--- BEGIN ---
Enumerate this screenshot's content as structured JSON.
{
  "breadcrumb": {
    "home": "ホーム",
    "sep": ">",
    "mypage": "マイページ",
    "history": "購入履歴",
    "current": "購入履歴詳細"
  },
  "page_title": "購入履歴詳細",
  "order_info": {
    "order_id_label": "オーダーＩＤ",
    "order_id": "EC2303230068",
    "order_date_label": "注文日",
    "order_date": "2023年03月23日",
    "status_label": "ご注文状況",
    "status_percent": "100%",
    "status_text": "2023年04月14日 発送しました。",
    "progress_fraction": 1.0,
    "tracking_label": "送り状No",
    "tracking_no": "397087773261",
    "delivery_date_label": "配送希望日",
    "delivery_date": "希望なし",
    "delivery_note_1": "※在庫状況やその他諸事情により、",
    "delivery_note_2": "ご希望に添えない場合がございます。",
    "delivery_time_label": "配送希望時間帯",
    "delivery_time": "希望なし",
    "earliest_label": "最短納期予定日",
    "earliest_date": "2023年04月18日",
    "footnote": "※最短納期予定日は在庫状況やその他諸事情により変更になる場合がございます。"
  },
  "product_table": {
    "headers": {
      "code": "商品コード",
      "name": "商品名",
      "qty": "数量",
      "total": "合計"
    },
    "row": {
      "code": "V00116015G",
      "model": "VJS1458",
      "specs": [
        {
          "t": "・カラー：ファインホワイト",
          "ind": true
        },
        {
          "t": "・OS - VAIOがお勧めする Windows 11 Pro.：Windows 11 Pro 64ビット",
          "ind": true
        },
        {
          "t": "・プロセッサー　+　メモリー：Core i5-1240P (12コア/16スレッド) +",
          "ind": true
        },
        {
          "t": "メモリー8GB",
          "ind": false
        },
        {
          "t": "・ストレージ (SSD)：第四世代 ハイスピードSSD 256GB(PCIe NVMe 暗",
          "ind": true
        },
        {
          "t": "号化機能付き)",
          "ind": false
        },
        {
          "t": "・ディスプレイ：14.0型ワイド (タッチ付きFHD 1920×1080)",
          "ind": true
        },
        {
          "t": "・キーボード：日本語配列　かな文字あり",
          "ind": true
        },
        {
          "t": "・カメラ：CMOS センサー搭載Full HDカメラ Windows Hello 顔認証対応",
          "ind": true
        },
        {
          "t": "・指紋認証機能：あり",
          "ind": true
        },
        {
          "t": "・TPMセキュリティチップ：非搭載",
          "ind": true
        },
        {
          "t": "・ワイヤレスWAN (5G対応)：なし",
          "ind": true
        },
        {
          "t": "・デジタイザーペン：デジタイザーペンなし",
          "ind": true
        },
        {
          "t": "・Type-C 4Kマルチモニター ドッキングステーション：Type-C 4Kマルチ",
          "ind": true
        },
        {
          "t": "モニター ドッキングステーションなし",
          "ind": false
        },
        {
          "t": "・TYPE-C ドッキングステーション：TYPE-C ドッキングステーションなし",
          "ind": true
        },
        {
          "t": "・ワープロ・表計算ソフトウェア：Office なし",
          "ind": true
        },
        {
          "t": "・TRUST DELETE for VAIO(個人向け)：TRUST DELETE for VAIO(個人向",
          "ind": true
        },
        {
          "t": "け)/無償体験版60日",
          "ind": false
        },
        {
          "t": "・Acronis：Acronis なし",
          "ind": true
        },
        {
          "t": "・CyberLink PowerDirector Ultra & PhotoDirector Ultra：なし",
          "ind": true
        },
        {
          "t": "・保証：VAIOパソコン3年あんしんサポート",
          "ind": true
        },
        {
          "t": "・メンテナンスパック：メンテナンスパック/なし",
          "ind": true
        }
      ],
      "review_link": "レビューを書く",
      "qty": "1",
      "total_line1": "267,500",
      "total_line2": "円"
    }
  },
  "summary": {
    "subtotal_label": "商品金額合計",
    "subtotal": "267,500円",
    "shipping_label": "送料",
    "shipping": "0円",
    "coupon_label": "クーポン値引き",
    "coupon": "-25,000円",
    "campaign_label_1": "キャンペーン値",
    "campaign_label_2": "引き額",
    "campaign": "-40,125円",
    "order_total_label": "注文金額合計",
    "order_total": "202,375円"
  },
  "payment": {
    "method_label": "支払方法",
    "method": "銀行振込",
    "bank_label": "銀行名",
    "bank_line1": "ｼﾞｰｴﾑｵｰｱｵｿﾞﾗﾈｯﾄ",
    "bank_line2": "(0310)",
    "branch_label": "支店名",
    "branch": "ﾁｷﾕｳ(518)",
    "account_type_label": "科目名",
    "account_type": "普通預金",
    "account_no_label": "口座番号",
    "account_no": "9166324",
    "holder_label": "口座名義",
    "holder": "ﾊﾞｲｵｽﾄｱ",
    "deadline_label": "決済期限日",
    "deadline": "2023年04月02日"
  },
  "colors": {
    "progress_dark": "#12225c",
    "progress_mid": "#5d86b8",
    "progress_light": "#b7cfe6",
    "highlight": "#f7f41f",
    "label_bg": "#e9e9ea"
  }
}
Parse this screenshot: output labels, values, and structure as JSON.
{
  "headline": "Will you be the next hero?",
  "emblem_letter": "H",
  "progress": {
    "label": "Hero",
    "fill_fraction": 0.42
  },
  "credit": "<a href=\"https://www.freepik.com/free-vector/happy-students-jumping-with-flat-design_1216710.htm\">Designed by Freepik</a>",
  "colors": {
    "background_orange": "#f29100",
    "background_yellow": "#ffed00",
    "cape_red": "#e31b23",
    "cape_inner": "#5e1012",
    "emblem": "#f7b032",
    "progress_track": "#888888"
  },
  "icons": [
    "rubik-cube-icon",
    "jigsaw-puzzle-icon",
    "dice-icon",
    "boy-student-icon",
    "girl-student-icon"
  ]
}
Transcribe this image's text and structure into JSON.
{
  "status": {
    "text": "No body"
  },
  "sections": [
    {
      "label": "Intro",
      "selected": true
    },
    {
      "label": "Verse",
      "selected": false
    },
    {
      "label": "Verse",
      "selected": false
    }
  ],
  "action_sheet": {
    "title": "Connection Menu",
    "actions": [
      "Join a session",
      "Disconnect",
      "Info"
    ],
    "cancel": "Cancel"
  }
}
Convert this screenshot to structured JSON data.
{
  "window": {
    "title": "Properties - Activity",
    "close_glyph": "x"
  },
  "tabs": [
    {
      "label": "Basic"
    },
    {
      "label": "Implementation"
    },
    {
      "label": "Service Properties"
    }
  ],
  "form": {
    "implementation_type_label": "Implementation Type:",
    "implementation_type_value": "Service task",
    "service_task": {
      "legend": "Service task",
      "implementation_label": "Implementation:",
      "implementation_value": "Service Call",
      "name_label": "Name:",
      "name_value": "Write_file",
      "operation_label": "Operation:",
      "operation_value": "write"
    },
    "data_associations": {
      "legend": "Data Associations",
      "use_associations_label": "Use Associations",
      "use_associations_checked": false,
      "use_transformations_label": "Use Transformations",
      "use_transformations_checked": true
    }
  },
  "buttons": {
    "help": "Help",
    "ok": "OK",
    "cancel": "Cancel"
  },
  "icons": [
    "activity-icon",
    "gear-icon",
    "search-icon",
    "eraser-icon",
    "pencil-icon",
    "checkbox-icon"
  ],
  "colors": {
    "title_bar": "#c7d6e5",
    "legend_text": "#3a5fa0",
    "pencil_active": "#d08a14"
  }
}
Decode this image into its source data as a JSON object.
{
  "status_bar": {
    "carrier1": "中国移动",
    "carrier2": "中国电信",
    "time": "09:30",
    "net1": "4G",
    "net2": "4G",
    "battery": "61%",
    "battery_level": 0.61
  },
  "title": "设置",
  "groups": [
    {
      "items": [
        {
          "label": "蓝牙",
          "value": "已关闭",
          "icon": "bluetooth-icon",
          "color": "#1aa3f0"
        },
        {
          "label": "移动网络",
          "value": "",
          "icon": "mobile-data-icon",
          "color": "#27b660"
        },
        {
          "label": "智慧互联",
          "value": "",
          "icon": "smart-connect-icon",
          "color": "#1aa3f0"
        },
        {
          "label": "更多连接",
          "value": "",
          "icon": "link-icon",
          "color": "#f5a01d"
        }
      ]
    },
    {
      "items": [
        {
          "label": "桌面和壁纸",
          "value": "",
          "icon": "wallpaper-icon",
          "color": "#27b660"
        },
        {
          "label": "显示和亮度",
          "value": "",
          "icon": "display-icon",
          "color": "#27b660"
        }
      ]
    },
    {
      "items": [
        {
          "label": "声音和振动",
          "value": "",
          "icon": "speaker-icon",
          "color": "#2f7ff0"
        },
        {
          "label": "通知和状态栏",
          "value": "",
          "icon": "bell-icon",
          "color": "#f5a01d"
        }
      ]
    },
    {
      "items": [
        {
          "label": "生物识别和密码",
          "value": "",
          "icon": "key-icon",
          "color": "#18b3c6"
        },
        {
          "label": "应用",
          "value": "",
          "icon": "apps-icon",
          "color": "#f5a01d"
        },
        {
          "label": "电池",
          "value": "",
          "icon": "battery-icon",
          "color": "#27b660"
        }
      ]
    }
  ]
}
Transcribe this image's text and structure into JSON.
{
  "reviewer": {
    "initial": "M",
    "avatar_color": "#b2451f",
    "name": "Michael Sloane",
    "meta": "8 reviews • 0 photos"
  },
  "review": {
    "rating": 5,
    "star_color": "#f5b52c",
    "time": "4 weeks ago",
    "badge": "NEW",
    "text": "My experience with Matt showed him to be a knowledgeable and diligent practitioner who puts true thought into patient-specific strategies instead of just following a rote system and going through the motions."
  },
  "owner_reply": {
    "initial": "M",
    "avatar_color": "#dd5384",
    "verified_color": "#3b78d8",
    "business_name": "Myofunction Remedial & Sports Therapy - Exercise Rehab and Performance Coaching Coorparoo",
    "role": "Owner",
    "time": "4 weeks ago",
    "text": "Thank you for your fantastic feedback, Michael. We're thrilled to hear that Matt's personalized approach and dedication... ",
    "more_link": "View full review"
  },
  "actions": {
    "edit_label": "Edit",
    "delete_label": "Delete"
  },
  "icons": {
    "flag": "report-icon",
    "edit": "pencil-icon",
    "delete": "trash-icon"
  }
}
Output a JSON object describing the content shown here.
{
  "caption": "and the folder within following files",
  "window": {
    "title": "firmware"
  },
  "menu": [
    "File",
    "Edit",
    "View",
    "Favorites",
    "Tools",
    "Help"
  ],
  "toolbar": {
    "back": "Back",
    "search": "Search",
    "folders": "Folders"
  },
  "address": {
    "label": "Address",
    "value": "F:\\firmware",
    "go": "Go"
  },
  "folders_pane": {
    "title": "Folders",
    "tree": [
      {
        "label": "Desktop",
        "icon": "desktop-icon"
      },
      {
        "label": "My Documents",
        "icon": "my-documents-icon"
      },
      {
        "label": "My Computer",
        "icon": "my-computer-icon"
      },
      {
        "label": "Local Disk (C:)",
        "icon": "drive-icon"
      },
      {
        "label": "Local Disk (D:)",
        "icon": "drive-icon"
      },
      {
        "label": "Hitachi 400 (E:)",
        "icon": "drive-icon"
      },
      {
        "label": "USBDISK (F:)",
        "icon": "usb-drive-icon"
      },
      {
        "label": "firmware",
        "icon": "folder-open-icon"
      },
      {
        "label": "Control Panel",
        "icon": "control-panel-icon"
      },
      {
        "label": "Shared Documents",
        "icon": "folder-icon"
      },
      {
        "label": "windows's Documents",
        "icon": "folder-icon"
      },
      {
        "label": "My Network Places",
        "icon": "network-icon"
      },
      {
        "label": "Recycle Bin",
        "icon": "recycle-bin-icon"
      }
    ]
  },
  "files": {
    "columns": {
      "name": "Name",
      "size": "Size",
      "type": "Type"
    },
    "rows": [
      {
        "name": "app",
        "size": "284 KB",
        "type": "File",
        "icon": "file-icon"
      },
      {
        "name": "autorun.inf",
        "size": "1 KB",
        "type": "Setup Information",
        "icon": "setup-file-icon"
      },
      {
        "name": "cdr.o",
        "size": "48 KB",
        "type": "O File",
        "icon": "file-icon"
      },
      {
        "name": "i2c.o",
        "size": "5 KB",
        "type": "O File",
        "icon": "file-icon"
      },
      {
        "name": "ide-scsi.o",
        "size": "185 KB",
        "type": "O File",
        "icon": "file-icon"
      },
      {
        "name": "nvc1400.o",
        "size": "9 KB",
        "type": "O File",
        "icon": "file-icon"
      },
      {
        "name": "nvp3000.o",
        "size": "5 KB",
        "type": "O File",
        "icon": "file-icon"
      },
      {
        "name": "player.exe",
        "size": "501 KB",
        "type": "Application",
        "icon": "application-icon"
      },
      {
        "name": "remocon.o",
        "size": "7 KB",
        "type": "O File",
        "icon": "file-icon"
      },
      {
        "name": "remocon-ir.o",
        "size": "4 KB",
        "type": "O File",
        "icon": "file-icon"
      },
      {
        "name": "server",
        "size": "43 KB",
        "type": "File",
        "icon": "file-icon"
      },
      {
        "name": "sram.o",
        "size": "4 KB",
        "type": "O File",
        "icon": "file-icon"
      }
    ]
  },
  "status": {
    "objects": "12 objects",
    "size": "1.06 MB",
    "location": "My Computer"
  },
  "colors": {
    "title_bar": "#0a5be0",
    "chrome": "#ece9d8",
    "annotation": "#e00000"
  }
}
--- END ---
Job —
Every line of the listing that holds "content" should be found and copied.

Finished answer —
Enumerate this screenshot's content as structured JSON.
Output a JSON object describing the content shown here.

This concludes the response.